*** STORED ROWS
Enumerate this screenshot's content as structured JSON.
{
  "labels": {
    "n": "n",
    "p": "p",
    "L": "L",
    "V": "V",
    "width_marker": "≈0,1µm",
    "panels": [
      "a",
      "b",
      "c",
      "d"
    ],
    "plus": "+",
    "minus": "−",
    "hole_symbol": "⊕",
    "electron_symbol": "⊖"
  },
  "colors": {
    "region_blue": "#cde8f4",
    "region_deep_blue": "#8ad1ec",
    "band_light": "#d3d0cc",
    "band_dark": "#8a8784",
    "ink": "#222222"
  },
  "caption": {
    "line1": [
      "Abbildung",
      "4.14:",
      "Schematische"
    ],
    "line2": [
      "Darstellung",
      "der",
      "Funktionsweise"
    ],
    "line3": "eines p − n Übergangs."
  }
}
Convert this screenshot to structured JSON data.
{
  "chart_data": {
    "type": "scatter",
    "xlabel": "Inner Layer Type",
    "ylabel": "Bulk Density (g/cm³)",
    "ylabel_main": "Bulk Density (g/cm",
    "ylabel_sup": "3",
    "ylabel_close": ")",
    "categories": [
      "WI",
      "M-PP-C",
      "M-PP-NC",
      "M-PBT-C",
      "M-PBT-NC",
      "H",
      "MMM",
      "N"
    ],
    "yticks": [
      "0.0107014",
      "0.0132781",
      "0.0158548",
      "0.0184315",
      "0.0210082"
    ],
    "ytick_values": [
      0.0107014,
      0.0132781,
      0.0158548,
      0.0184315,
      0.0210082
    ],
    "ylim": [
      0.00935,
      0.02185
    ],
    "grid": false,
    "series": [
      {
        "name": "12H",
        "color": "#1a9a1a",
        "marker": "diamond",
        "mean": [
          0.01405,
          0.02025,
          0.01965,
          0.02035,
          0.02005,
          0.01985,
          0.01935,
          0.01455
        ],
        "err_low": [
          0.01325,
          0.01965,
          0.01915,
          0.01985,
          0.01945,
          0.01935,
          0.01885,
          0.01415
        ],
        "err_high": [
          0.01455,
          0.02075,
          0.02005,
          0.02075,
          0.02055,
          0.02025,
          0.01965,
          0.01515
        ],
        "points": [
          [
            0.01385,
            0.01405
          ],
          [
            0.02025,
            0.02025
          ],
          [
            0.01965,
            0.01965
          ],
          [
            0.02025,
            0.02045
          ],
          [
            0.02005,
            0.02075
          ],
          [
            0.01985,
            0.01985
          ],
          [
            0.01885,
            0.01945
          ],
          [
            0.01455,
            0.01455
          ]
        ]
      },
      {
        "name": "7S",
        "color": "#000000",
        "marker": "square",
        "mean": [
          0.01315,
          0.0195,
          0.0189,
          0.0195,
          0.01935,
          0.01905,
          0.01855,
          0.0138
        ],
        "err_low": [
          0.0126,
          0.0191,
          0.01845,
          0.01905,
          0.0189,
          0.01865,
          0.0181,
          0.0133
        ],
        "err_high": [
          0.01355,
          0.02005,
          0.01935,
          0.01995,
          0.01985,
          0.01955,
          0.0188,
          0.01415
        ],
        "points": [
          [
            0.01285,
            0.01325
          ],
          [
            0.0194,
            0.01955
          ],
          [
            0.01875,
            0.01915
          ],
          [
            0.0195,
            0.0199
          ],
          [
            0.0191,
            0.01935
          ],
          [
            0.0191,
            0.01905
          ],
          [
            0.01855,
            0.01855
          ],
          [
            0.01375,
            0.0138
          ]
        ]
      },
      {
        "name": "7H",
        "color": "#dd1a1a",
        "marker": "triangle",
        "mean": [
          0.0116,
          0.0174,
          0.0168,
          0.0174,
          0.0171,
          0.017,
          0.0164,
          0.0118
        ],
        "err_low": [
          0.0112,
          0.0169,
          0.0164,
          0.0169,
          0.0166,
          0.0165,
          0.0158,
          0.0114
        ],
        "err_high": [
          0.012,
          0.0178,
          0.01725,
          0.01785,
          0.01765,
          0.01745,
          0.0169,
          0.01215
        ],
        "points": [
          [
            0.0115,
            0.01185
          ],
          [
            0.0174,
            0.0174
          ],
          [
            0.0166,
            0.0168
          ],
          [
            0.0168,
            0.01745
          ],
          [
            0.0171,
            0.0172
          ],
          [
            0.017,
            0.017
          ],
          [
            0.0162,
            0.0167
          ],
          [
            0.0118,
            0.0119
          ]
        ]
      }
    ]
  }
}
******
**PROBLEM**. Check each line above for the string "structured" and report how many lines have it, giving only the number.

**FULL RESPONSE**. 2